(Data extracted from a collection)
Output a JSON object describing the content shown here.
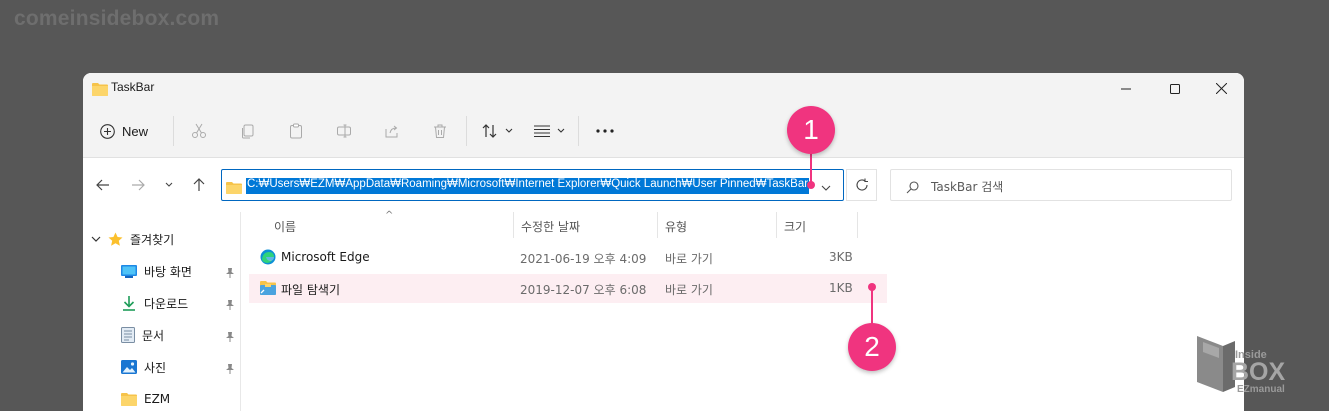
{
  "watermark": "comeinsidebox.com",
  "window": {
    "title": "TaskBar",
    "controls": {
      "minimize": "minimize-icon",
      "maximize": "maximize-icon",
      "close": "close-icon"
    }
  },
  "toolbar": {
    "new_label": "New",
    "icons": [
      "cut-icon",
      "copy-icon",
      "paste-icon",
      "rename-icon",
      "share-icon",
      "delete-icon",
      "sort-icon",
      "view-icon",
      "more-icon"
    ]
  },
  "address": {
    "path": "C:₩Users₩EZM₩AppData₩Roaming₩Microsoft₩Internet Explorer₩Quick Launch₩User Pinned₩TaskBar"
  },
  "search": {
    "placeholder": "TaskBar 검색"
  },
  "sidebar": {
    "items": [
      {
        "label": "즐겨찾기",
        "icon": "star-icon"
      },
      {
        "label": "바탕 화면",
        "icon": "desktop-icon",
        "pinned": true
      },
      {
        "label": "다운로드",
        "icon": "download-icon",
        "pinned": true
      },
      {
        "label": "문서",
        "icon": "document-icon",
        "pinned": true
      },
      {
        "label": "사진",
        "icon": "picture-icon",
        "pinned": true
      },
      {
        "label": "EZM",
        "icon": "folder-icon"
      }
    ]
  },
  "columns": {
    "name": "이름",
    "modified": "수정한 날짜",
    "type": "유형",
    "size": "크기"
  },
  "files": [
    {
      "name": "Microsoft Edge",
      "modified": "2021-06-19 오후 4:09",
      "type": "바로 가기",
      "size": "3KB",
      "icon": "edge-icon"
    },
    {
      "name": "파일 탐색기",
      "modified": "2019-12-07 오후 6:08",
      "type": "바로 가기",
      "size": "1KB",
      "icon": "explorer-icon",
      "selected": true
    }
  ],
  "markers": [
    "1",
    "2"
  ],
  "logo": {
    "line1": "Inside",
    "line2": "BOX",
    "line3": "EZmanual"
  },
  "colors": {
    "accent": "#0078d7",
    "marker": "#f0347f",
    "selection": "#fdeef2",
    "background": "#575757"
  }
}
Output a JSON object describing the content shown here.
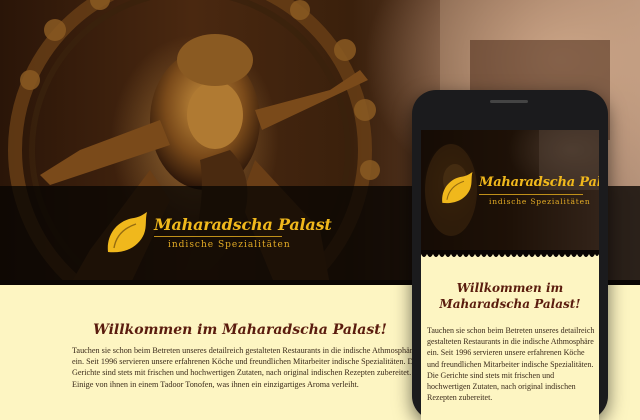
{
  "colors": {
    "gold": "#f0b81c",
    "cream": "#fdf5c2",
    "heading": "#5a1c0e",
    "band": "#080503"
  },
  "desktop": {
    "logo": {
      "title": "Maharadscha Palast",
      "subtitle": "indische Spezialitäten",
      "icon": "flame-leaf-icon"
    },
    "heading": "Willkommen im Maharadscha Palast!",
    "intro": "Tauchen sie schon beim Betreten unseres detailreich gestalteten Restaurants in die indische Athmosphäre ein. Seit 1996 servieren unsere erfahrenen Köche und freundlichen Mitarbeiter indische Spezialitäten. Die Gerichte sind stets mit frischen und hochwertigen Zutaten, nach original indischen Rezepten zubereitet. Einige von ihnen in einem Tadoor Tonofen, was ihnen ein einzigartiges Aroma verleiht."
  },
  "phone": {
    "logo": {
      "title": "Maharadscha Palast",
      "subtitle": "indische Spezialitäten",
      "icon": "flame-leaf-icon"
    },
    "heading": "Willkommen im Maharadscha Palast!",
    "intro": "Tauchen sie schon beim Betreten unseres detailreich gestalteten Restaurants in die indische Athmosphäre ein. Seit 1996 servieren unsere erfahrenen Köche und freundlichen Mitarbeiter indische Spezialitäten. Die Gerichte sind stets mit frischen und hochwertigen Zutaten, nach original indischen Rezepten zubereitet."
  }
}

> _Objective_:
Only lines with the word "TaskBar" should be collected from the material.

> _Problem solution_:
    "title": "TaskBar",
    "path": "C:₩Users₩EZM₩AppData₩Roaming₩Microsoft₩Internet Explorer₩Quick Launch₩User Pinned₩TaskBar"
    "placeholder": "TaskBar 검색"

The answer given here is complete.